#### Task to complete
Among the entries below, find the lines that hold the word "National" and report them.

#### Given records

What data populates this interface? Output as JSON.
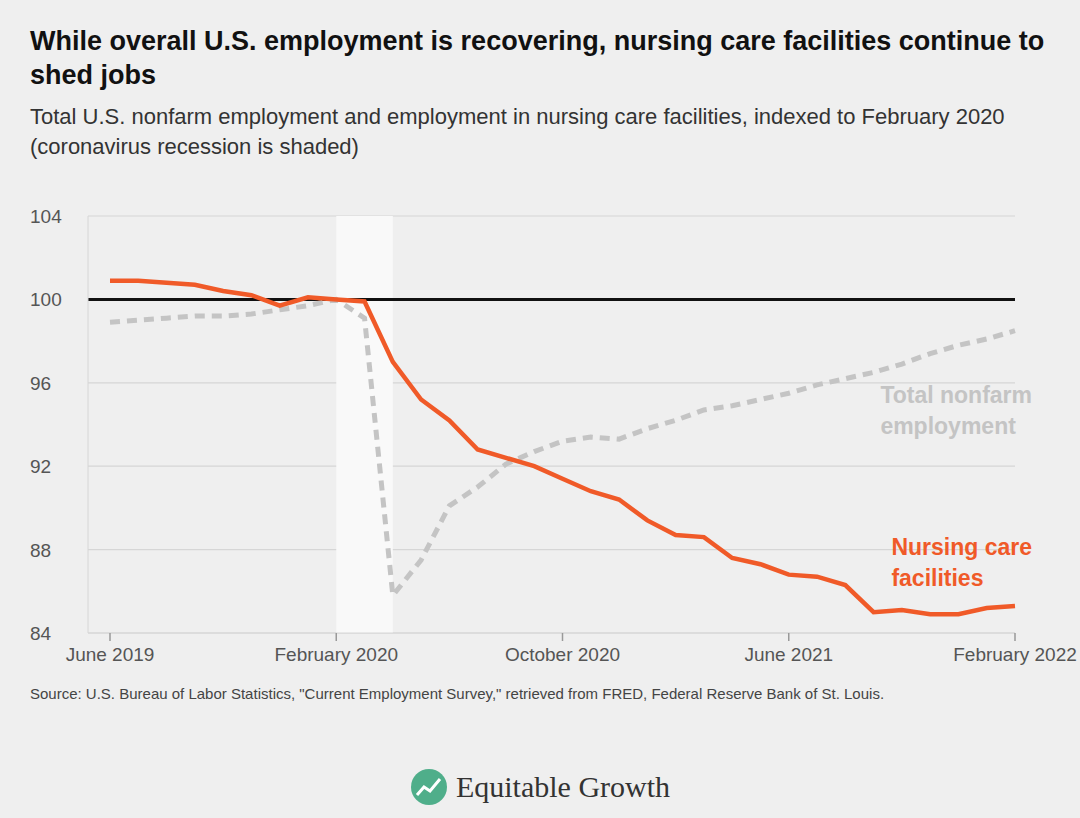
{
  "chart_data": {
    "type": "line",
    "title": "While overall U.S. employment is recovering, nursing care facilities continue to shed jobs",
    "subtitle": "Total U.S. nonfarm employment and employment in nursing care facilities, indexed to February 2020 (coronavirus recession is shaded)",
    "source": "Source: U.S. Bureau of Labor Statistics, \"Current Employment Survey,\" retrieved from FRED, Federal Reserve Bank of St. Louis.",
    "brand": "Equitable Growth",
    "categories": [
      "June 2019",
      null,
      null,
      null,
      null,
      null,
      null,
      null,
      "February 2020",
      null,
      null,
      null,
      null,
      null,
      null,
      null,
      "October 2020",
      null,
      null,
      null,
      null,
      null,
      null,
      null,
      "June 2021",
      null,
      null,
      null,
      null,
      null,
      null,
      null,
      "February 2022"
    ],
    "series": [
      {
        "name": "Total nonfarm employment",
        "color": "#c4c4c4",
        "line_style": "dashed",
        "values": [
          98.9,
          99.0,
          99.1,
          99.2,
          99.2,
          99.3,
          99.5,
          99.7,
          100.0,
          99.1,
          85.8,
          87.5,
          90.1,
          91.0,
          92.1,
          92.7,
          93.2,
          93.4,
          93.3,
          93.8,
          94.2,
          94.7,
          94.9,
          95.2,
          95.5,
          95.9,
          96.2,
          96.5,
          96.9,
          97.4,
          97.8,
          98.1,
          98.5
        ]
      },
      {
        "name": "Nursing care facilities",
        "color": "#f05a28",
        "line_style": "solid",
        "values": [
          100.9,
          100.9,
          100.8,
          100.7,
          100.4,
          100.2,
          99.7,
          100.1,
          100.0,
          99.9,
          97.0,
          95.2,
          94.2,
          92.8,
          92.4,
          92.0,
          91.4,
          90.8,
          90.4,
          89.4,
          88.7,
          88.6,
          87.6,
          87.3,
          86.8,
          86.7,
          86.3,
          85.0,
          85.1,
          84.9,
          84.9,
          85.2,
          85.3
        ]
      }
    ],
    "ylim": [
      84,
      104
    ],
    "yticks": [
      84,
      88,
      92,
      96,
      100,
      104
    ],
    "grid": true,
    "baseline": 100,
    "recession_shading": [
      8,
      10
    ]
  }
}
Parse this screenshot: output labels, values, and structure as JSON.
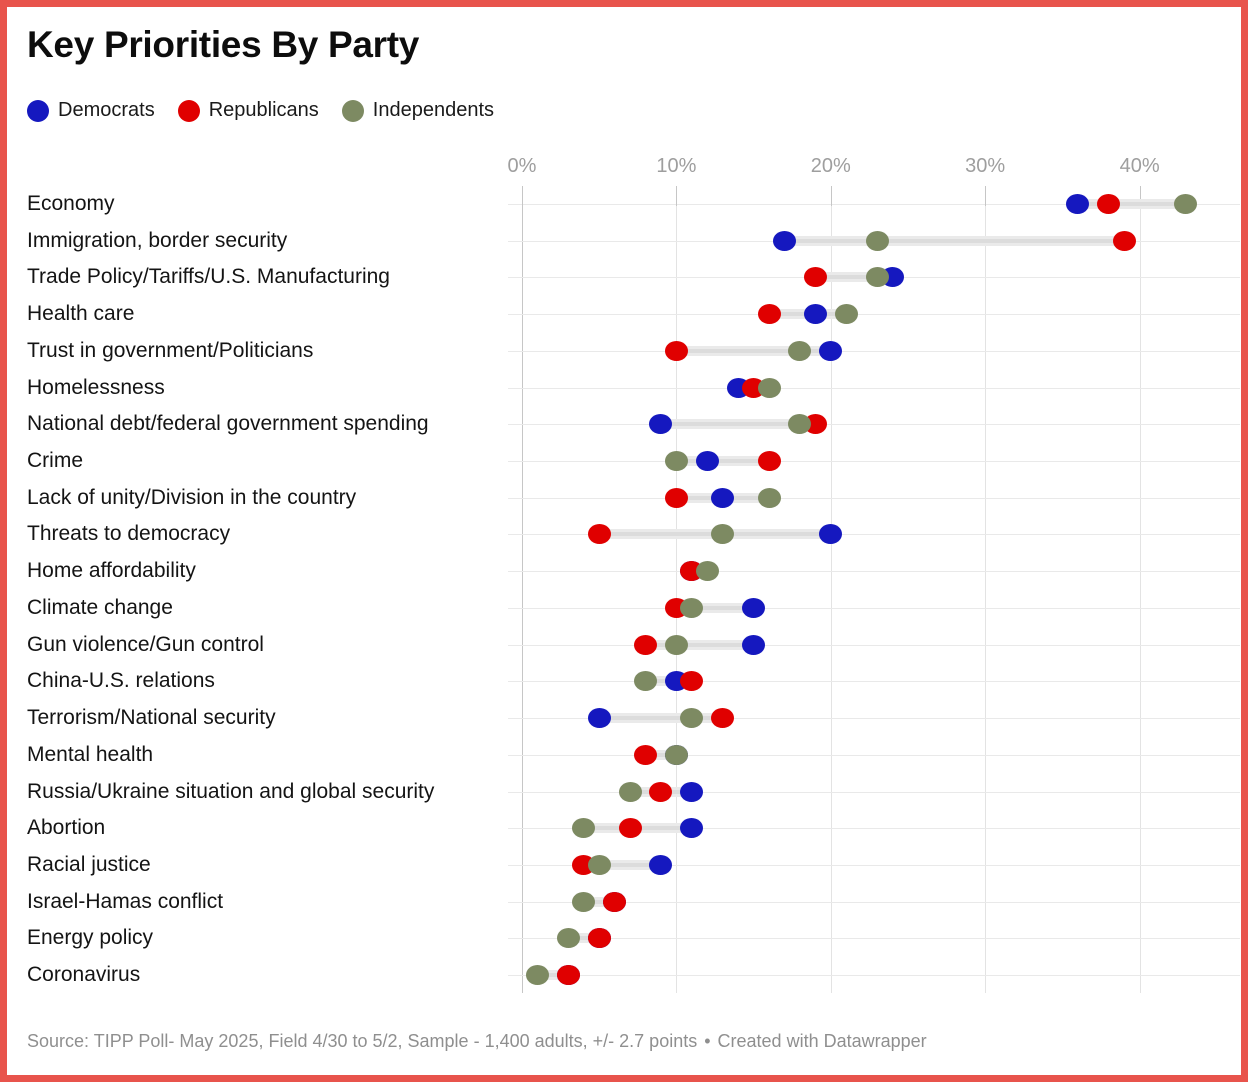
{
  "header": {
    "title": "Key Priorities By Party"
  },
  "legend": [
    {
      "label": "Democrats",
      "color": "#1518bf"
    },
    {
      "label": "Republicans",
      "color": "#e00000"
    },
    {
      "label": "Independents",
      "color": "#7d8a62"
    }
  ],
  "chart_data": {
    "type": "scatter",
    "subtype": "dot-range-plot",
    "title": "Key Priorities By Party",
    "unit": "%",
    "x_ticks": [
      0,
      10,
      20,
      30,
      40
    ],
    "x_tick_labels": [
      "0%",
      "10%",
      "20%",
      "30%",
      "40%"
    ],
    "xlim": [
      0,
      46.5
    ],
    "grid": true,
    "legend_position": "top-left",
    "categories": [
      "Economy",
      "Immigration, border security",
      "Trade Policy/Tariffs/U.S. Manufacturing",
      "Health care",
      "Trust in government/Politicians",
      "Homelessness",
      "National debt/federal government spending",
      "Crime",
      "Lack of unity/Division in the country",
      "Threats to democracy",
      "Home affordability",
      "Climate change",
      "Gun violence/Gun control",
      "China-U.S. relations",
      "Terrorism/National security",
      "Mental health",
      "Russia/Ukraine situation and global security",
      "Abortion",
      "Racial justice",
      "Israel-Hamas conflict",
      "Energy policy",
      "Coronavirus"
    ],
    "series": [
      {
        "name": "Democrats",
        "color": "#1518bf",
        "values": [
          36,
          17,
          24,
          19,
          20,
          14,
          9,
          12,
          13,
          20,
          11,
          15,
          15,
          10,
          5,
          10,
          11,
          11,
          9,
          6,
          5,
          3
        ]
      },
      {
        "name": "Republicans",
        "color": "#e00000",
        "values": [
          38,
          39,
          19,
          16,
          10,
          15,
          19,
          16,
          10,
          5,
          11,
          10,
          8,
          11,
          13,
          8,
          9,
          7,
          4,
          6,
          5,
          3
        ]
      },
      {
        "name": "Independents",
        "color": "#7d8a62",
        "values": [
          43,
          23,
          23,
          21,
          18,
          16,
          18,
          10,
          16,
          13,
          12,
          11,
          10,
          8,
          11,
          10,
          7,
          4,
          5,
          4,
          3,
          1
        ]
      }
    ]
  },
  "footer": {
    "source": "Source: TIPP Poll- May 2025, Field 4/30 to 5/2, Sample - 1,400 adults, +/- 2.7 points",
    "separator": "•",
    "credit": "Created with Datawrapper"
  },
  "colors": {
    "frame": "#e8544c",
    "grid_light": "#e3e3e3",
    "grid_dark": "#c6c6c6",
    "row_line": "#e9e9e9",
    "bar": "#eaeaea",
    "bar_core": "#dcdcdc",
    "axis_text": "#9e9e9e",
    "footer_text": "#8f8f8f",
    "label_text": "#141414"
  }
}
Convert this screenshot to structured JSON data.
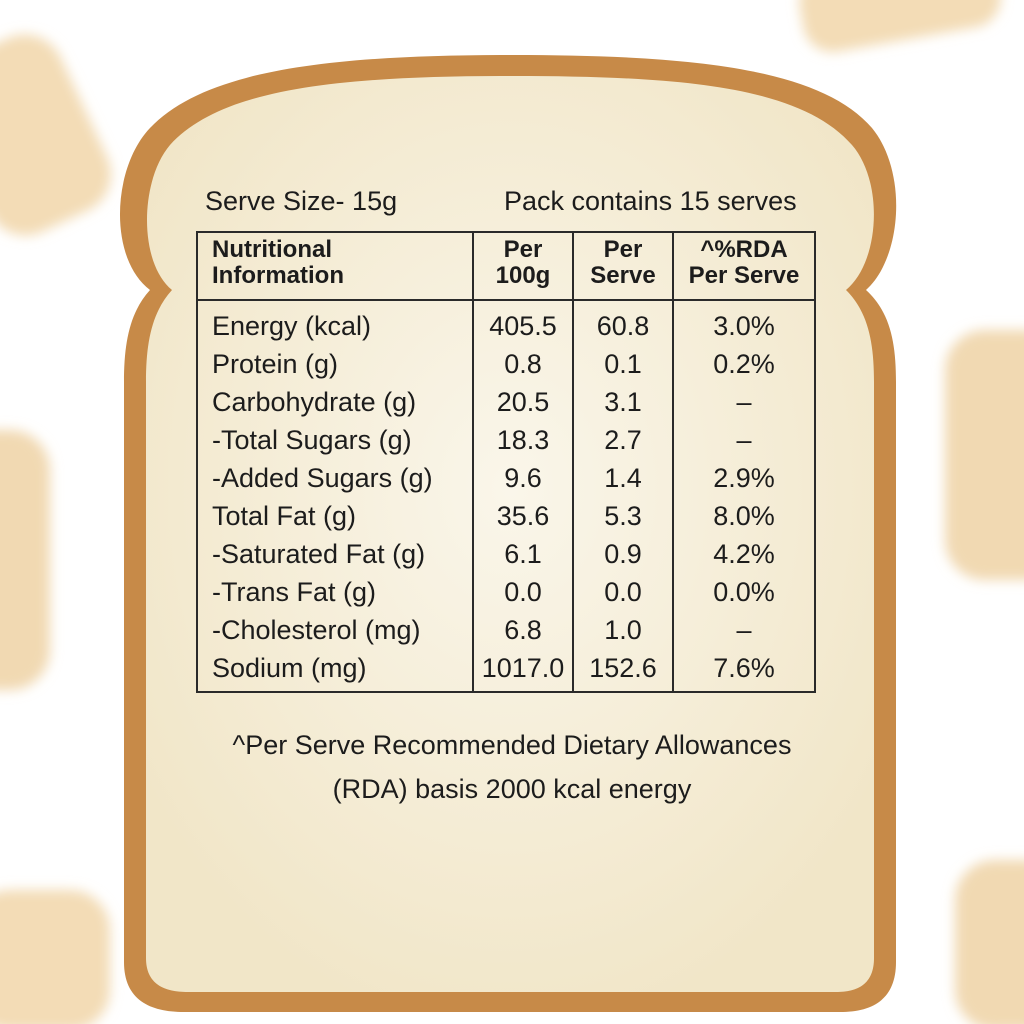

#### Task solution
      "National debt/federal government spending",
      "Terrorism/National security",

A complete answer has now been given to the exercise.